— Task goal —
Pull every "JSON" line out of the data below.

— Supplied records —
* Begin *

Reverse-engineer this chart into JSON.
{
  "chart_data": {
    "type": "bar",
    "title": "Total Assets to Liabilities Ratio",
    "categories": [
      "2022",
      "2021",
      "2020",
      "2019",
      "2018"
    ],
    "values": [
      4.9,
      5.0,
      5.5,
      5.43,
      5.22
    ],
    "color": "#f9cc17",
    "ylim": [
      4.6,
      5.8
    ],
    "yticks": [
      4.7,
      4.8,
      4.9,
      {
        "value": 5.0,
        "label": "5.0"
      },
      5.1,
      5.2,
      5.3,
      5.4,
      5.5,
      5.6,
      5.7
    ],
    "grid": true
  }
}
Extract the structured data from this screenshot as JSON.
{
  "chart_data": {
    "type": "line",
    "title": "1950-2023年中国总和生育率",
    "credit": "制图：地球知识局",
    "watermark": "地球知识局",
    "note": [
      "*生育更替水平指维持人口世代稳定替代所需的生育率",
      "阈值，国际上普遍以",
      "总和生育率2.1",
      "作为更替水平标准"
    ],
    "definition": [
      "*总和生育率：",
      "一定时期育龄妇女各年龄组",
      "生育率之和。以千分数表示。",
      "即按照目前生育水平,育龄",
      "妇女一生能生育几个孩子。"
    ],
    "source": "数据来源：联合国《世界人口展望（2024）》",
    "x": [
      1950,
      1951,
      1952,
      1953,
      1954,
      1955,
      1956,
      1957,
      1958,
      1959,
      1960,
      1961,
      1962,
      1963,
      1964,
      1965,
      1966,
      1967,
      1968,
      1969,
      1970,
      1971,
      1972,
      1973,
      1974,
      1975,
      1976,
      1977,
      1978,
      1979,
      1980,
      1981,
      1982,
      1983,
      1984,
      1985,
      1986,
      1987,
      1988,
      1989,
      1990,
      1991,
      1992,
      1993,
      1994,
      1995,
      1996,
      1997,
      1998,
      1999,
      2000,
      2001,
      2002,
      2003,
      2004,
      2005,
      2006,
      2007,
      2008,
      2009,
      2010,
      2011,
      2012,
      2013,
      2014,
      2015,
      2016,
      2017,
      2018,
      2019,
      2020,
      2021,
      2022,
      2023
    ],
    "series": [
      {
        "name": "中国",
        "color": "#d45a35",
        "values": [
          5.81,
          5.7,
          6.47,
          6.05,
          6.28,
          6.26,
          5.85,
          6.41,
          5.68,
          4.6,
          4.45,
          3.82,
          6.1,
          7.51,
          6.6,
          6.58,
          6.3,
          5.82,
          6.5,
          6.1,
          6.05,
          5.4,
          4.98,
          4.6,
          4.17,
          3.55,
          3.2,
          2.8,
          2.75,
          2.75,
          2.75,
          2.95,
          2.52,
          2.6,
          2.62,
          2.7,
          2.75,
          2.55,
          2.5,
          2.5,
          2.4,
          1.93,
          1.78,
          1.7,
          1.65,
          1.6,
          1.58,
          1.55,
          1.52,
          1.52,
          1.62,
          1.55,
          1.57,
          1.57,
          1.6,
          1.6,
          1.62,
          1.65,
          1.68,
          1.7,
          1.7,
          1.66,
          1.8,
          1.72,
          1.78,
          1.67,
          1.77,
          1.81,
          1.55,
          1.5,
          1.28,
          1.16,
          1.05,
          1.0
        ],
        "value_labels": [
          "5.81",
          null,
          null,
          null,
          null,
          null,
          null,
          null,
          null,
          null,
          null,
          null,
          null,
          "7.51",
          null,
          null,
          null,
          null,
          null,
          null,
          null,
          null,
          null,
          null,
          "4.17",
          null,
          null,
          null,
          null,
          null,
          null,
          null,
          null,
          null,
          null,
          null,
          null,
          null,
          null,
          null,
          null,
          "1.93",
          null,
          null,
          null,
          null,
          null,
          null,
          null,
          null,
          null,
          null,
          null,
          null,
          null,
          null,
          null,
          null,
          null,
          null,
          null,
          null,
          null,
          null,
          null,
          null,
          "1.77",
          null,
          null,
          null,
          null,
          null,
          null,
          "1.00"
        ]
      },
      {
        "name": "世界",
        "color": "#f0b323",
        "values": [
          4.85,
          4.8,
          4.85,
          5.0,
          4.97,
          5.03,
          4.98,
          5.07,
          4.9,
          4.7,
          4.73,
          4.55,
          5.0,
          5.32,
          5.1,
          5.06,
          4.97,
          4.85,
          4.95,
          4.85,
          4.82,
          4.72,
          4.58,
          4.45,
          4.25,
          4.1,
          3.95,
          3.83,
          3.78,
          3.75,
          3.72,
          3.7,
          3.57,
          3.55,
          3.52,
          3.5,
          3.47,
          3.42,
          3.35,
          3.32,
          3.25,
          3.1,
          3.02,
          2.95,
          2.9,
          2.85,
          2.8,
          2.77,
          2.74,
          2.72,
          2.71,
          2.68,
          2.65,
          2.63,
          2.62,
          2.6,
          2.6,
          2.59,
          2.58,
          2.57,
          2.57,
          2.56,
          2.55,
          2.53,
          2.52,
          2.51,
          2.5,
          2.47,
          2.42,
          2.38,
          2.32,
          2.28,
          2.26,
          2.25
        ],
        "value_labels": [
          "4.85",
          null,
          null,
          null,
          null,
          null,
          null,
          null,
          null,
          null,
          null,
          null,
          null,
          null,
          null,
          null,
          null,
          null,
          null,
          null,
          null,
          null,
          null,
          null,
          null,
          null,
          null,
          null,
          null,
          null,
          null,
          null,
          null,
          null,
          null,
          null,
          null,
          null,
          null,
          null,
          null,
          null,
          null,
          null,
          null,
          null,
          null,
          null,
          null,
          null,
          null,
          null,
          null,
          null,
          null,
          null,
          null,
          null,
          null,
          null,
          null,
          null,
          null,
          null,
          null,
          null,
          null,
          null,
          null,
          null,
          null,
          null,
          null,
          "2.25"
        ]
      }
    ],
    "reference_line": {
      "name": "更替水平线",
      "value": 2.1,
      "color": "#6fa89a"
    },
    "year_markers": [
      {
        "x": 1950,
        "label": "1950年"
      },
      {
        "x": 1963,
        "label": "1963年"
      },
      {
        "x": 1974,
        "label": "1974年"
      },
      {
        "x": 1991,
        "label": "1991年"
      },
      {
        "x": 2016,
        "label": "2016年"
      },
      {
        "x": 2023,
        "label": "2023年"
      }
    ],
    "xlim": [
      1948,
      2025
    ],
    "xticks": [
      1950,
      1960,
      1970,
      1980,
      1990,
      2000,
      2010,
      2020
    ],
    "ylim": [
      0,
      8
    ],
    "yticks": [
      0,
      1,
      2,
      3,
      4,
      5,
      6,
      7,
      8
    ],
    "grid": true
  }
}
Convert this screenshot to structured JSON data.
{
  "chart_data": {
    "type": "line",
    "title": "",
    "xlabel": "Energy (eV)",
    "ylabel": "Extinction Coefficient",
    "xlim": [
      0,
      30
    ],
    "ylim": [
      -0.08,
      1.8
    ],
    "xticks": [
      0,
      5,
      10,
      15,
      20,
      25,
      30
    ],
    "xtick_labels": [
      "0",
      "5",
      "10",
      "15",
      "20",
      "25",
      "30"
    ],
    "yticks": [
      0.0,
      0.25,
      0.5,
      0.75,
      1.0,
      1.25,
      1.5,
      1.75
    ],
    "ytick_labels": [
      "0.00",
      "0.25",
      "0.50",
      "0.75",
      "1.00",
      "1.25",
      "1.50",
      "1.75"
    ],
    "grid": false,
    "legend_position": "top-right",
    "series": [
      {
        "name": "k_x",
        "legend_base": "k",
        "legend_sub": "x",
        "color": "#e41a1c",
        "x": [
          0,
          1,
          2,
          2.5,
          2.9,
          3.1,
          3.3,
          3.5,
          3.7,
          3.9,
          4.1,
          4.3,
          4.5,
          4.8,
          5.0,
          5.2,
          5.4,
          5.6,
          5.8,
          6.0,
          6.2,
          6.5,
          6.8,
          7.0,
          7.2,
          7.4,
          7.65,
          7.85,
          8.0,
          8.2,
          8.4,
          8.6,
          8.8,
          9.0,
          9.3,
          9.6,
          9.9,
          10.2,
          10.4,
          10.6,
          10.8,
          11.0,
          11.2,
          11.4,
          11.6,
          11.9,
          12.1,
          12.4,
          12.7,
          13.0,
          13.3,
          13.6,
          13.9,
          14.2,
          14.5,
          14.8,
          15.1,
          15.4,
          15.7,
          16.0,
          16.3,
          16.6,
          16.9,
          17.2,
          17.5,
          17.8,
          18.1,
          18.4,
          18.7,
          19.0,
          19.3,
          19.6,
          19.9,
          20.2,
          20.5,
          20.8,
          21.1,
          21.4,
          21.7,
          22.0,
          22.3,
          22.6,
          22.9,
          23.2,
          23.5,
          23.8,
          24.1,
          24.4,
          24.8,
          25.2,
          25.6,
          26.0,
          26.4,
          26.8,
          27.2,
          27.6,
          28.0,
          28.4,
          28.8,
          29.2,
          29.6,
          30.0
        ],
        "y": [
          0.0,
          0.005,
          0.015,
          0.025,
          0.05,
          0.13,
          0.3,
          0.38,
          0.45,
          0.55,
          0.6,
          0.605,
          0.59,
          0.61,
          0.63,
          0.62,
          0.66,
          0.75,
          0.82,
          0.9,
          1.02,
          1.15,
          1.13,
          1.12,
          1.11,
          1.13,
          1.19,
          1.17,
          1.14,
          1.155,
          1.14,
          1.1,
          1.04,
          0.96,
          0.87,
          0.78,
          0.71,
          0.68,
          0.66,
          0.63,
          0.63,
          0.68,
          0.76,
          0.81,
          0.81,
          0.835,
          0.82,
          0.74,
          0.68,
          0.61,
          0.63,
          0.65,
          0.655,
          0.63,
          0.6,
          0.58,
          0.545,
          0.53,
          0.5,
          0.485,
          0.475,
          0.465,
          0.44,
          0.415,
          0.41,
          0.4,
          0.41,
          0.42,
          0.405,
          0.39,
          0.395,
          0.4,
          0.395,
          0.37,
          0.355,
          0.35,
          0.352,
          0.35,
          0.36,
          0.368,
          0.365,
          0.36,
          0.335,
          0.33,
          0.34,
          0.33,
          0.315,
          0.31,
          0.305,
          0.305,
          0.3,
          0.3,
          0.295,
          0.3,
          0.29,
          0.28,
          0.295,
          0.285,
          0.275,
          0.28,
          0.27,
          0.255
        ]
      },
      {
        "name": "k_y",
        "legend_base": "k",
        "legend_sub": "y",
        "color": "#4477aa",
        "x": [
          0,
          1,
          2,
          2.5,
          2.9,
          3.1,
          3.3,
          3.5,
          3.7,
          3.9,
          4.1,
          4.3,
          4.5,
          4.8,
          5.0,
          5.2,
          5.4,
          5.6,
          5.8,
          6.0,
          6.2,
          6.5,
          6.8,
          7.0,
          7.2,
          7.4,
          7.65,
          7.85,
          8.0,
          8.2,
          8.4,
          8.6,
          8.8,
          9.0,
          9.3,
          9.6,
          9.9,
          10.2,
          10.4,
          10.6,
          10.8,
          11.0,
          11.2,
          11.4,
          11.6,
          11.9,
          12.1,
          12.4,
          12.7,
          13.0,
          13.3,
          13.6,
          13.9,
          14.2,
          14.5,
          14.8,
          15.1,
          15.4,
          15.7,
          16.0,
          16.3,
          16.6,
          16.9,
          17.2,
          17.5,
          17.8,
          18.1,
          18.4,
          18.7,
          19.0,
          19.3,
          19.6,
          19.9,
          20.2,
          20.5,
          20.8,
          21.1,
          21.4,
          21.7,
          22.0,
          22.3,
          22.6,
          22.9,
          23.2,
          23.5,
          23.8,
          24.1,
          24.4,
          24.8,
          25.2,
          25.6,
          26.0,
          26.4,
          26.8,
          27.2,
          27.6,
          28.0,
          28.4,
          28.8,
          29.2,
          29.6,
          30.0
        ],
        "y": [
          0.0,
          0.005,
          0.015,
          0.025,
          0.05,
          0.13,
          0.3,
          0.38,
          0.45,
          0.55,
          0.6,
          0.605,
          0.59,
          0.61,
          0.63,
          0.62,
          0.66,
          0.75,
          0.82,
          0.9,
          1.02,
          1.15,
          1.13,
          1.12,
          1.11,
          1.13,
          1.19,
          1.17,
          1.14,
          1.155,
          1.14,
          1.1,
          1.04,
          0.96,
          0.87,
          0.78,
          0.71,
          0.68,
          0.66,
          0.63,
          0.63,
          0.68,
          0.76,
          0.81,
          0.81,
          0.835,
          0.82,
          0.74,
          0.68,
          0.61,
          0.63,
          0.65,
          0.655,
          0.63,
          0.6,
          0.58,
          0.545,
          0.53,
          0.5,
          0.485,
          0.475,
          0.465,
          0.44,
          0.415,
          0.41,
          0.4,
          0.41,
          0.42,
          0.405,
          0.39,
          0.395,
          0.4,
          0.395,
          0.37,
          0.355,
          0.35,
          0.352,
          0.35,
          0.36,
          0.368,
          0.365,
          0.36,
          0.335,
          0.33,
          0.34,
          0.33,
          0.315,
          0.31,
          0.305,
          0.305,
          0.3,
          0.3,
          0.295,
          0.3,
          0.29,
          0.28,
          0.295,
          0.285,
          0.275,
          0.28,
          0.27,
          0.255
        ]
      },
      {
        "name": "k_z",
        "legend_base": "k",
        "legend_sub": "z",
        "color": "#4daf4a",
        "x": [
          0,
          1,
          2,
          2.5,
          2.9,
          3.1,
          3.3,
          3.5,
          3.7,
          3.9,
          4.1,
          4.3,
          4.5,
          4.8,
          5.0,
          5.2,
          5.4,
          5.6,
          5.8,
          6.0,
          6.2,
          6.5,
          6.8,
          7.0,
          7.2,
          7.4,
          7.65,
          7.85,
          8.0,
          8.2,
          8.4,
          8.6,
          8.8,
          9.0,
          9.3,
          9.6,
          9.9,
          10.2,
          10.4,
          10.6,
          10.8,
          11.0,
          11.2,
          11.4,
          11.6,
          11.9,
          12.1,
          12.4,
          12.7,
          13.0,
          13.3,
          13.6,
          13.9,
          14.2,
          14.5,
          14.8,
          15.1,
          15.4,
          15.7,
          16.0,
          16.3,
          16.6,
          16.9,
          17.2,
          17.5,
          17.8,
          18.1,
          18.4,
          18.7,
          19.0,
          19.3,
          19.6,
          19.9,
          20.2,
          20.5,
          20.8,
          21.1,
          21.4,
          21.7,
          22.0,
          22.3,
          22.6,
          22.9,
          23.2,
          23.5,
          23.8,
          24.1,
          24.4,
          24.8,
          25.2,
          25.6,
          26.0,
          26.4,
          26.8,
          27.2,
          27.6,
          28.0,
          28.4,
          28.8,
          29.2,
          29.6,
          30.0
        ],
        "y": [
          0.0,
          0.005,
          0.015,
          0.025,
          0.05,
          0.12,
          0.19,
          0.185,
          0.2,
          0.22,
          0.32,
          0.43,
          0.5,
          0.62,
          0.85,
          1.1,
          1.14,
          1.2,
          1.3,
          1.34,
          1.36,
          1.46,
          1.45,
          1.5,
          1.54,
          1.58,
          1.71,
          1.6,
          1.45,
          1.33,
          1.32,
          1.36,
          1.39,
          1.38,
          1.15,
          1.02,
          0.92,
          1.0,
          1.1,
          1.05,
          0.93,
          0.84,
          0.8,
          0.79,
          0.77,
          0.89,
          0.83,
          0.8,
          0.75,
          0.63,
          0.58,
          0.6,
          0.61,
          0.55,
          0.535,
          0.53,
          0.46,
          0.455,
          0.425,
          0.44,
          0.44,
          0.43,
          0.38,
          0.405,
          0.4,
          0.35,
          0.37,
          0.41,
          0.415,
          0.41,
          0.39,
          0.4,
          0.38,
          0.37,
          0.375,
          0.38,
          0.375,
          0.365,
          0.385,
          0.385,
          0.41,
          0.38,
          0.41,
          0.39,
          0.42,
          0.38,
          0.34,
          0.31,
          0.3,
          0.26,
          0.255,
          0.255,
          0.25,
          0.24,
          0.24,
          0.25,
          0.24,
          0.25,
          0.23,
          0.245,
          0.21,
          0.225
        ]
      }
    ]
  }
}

* End *

— Correct output —
Reverse-engineer this chart into JSON.
Extract the structured data from this screenshot as JSON.
Convert this screenshot to structured JSON data.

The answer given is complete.